ページ本文:
WebAssembly 日本での利用事例 2019年まとめ


他にもあるよ、という方ご連絡ください。追加します。

パーツとしてWASMを使う事例

アプリを全部WebAssemblyにするというよりは、一部にWebAssembly化したライブラリを使いました、という使い方が出てきているように思います。

この2つは典型的です。

前者はmp3エンコーダーをWASM化して利用しています。ライブラリを再利用するということで、生産性を高めた例かなと思っています。

後者はライブラリを再利用するというよりも、バックエンド / エッジとフロントエンドとでコードを共通化したいという目的から、WASMを利用しています。ハッシュ値生成アルゴリズムを共通化しています。これをバックエンドでC実装を、フロントエンドでJS実装を、それぞれ利用していたとすると、開発、テスト、メンテナンスとコストがかさんで仕方がないでしょう。WASMにすることで、これらのコストが下がっている点も注目すべきだと思います。

他言語の資産をWebに持ち込んだ事例

アプリケーション全体を移植している例としては、vim.wasmがあります。vimをWASM化しています。vimの移植性の高さを利用しているのが特徴です。Webを1つのグラフィックスフレームワークとして捉えることで、大きくコードを変更することなく移植を行っています。

また独自のイベントループを持つGUIアプリを、既にイベントループのあるWebに移植するために、WebWorkerとSharedArrayBuffer, Atomics APIを利用している点も興味深いです。詳細はREADMEに記述されています

スクラッチから書かれたものとしては、GopherBoyがあります。Goで書かれたGameboyエミュレータです。Gocon2019で講演がありました。詳細はそちらをどうぞ。

vim.wasmも、GopherBoyも、どちらもWASM化されたあと、第3者によってWebアプリに組み込まれている点も興味深いです。WASM化することで非Webの資産が、Webのエコシステムへの組み込みが可能になっています。

作業内容:
(1) WebAssembly事例のページ本文のうち、「他言語の資産をWebに持ち込んだ事例」から「した。詳細はそちらをどうぞ。」までを、両端を含めてそのまま書き写すこと。
(2) WebAssembly事例のページ本文で、vim.wasmがWebへの移植に利用しているとされるAPIや機能をすべて挙げること。
(3) WebAssembly事例のページ本文の続きを、最後の文の次から書き進めること。

資料抜粋:
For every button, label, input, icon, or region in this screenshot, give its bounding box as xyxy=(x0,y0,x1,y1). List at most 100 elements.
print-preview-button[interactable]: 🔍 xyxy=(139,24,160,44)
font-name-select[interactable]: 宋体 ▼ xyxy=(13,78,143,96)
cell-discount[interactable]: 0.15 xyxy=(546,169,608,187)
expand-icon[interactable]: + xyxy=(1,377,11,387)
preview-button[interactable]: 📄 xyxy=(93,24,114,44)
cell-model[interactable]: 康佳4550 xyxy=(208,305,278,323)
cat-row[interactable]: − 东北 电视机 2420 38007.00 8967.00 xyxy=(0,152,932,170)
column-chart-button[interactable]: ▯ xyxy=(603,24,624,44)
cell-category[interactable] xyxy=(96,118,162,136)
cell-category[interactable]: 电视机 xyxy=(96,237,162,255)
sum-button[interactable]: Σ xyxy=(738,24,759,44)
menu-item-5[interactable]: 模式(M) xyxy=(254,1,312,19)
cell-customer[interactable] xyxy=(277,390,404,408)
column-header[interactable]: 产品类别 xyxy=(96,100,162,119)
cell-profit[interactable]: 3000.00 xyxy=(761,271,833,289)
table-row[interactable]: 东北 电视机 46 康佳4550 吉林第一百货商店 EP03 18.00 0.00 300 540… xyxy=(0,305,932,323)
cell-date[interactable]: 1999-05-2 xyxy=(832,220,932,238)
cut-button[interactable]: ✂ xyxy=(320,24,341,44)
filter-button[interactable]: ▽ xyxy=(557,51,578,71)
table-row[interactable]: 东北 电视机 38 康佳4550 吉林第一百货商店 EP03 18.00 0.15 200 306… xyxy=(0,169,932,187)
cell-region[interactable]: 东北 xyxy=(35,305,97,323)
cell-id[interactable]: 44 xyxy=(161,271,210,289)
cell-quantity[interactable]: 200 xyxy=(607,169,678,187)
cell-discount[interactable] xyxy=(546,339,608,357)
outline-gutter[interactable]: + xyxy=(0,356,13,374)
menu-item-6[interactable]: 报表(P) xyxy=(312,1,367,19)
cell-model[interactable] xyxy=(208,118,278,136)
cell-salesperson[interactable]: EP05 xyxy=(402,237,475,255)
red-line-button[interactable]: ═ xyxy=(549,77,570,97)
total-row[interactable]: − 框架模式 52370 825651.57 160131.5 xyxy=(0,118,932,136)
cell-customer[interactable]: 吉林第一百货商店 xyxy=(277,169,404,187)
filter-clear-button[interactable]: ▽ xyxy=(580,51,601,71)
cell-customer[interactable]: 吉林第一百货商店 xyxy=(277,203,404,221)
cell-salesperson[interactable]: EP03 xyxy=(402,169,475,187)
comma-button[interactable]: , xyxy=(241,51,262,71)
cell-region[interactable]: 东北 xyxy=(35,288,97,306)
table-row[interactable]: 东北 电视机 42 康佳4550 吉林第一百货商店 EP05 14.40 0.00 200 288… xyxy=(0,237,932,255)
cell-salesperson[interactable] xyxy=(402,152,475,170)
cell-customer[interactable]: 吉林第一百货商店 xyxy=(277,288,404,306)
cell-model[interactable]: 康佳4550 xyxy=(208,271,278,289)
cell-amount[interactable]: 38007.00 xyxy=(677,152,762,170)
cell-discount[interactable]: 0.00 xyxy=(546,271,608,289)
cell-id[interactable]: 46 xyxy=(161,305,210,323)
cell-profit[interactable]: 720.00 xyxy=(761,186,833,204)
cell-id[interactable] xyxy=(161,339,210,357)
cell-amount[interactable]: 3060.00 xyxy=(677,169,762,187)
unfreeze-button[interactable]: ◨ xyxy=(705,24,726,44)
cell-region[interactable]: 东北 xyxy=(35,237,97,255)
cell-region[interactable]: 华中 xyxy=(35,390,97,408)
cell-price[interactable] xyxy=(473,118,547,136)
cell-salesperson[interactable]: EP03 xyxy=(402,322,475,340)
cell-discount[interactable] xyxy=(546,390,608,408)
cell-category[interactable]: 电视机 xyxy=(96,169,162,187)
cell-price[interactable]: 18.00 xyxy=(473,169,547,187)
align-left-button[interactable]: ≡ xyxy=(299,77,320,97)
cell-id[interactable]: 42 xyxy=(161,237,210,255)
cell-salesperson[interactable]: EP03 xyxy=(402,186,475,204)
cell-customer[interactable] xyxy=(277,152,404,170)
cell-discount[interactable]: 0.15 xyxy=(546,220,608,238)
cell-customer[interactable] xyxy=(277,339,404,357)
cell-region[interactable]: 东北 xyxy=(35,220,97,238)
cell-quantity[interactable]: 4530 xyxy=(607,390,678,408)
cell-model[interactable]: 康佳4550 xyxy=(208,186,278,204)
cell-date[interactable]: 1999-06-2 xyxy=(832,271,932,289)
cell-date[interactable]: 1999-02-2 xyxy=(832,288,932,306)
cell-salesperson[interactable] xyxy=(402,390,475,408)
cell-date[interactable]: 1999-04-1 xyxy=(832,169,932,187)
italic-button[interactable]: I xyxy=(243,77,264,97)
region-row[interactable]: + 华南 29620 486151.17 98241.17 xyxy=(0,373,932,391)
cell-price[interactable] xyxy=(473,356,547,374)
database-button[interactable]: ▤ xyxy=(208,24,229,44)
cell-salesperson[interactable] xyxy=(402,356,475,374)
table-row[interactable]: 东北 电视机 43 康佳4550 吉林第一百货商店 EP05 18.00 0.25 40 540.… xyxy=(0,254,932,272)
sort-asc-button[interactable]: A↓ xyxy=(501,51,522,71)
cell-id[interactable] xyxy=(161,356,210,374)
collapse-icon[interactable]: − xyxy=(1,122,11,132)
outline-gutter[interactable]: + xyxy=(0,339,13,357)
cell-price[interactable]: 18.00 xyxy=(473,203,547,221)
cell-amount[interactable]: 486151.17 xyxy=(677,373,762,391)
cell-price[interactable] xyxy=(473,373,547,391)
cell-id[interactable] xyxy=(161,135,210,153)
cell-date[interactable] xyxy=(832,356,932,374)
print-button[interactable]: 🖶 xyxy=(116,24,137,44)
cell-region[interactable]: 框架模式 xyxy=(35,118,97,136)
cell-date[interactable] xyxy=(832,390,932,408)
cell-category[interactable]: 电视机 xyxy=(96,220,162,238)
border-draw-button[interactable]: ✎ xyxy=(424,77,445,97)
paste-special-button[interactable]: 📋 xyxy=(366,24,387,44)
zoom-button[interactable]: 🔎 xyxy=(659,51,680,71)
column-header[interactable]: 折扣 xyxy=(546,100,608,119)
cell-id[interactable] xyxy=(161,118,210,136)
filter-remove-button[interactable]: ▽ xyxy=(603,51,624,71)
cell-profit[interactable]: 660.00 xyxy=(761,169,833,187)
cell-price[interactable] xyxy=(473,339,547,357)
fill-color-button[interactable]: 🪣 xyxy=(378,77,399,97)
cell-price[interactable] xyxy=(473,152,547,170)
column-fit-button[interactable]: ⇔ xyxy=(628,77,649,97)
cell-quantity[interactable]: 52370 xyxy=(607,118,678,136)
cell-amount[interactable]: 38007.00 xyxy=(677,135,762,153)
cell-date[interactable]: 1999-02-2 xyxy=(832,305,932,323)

解答:
(1)
他言語の資産をWebに持ち込んだ事例

アプリケーション全体を移植している例としては、vim.wasmがあります。vimをWASM化しています。vimの移植性の高さを利用しているのが特徴です。Webを1つのグラフィックスフレームワークとして捉えることで、大きくコードを変更することなく移植を行っています。

また独自のイベントループを持つGUIアプリを、既にイベントループのあるWebに移植するために、WebWorkerとSharedArrayBuffer, Atomics APIを利用している点も興味深いです。詳細はREADMEに記述されています

スクラッチから書かれたものとしては、GopherBoyがあります。Goで書かれたGameboyエミュレータです。Gocon2019で講演がありました。詳細はそちらをどうぞ。

(2) WebWorker、SharedArrayBuffer、Atomics API

(3)
まとめ

以前は、スマホアプリを全てWebに持ってくることで高いUXを提供し、Royalityユーザとのエンゲージメントを高めるといった使い方をされている事例が目立っていましたが、今年はWebのエコシステムに他言語の資産を組み入れるという使い方が増えているように思います。

とくにバッグエンドとフロントとでコードを共通化するという使用例は、メンテナンスコストが議論されていることを踏まえると興味深いと思っています。FastlyCloudflareの取り組みを踏まえると、エッジとフロントでコードを共有するための仕組みとして利用する例も増えてくるかもしれません。

またブラウザ外での利用も増えてゆくと期待しています。wamerはPythonなどの言語に安全でポータブルなネイティブプラグインを実現していますWASMのES Module integrationの標準化と実装が進めば、NodeJSでの利用もしやすくなり、デュプロイや配布に関するトラブルがへる、といったことも期待されます。

安全なネイティブコードの実行環境という点では、WebAssembly System Interfaceも興味深く、また期待も高まっています。組み込みから、コンテナまで、多様な期待がありますが、どうなるかはまだまだ未知数で、楽しみです。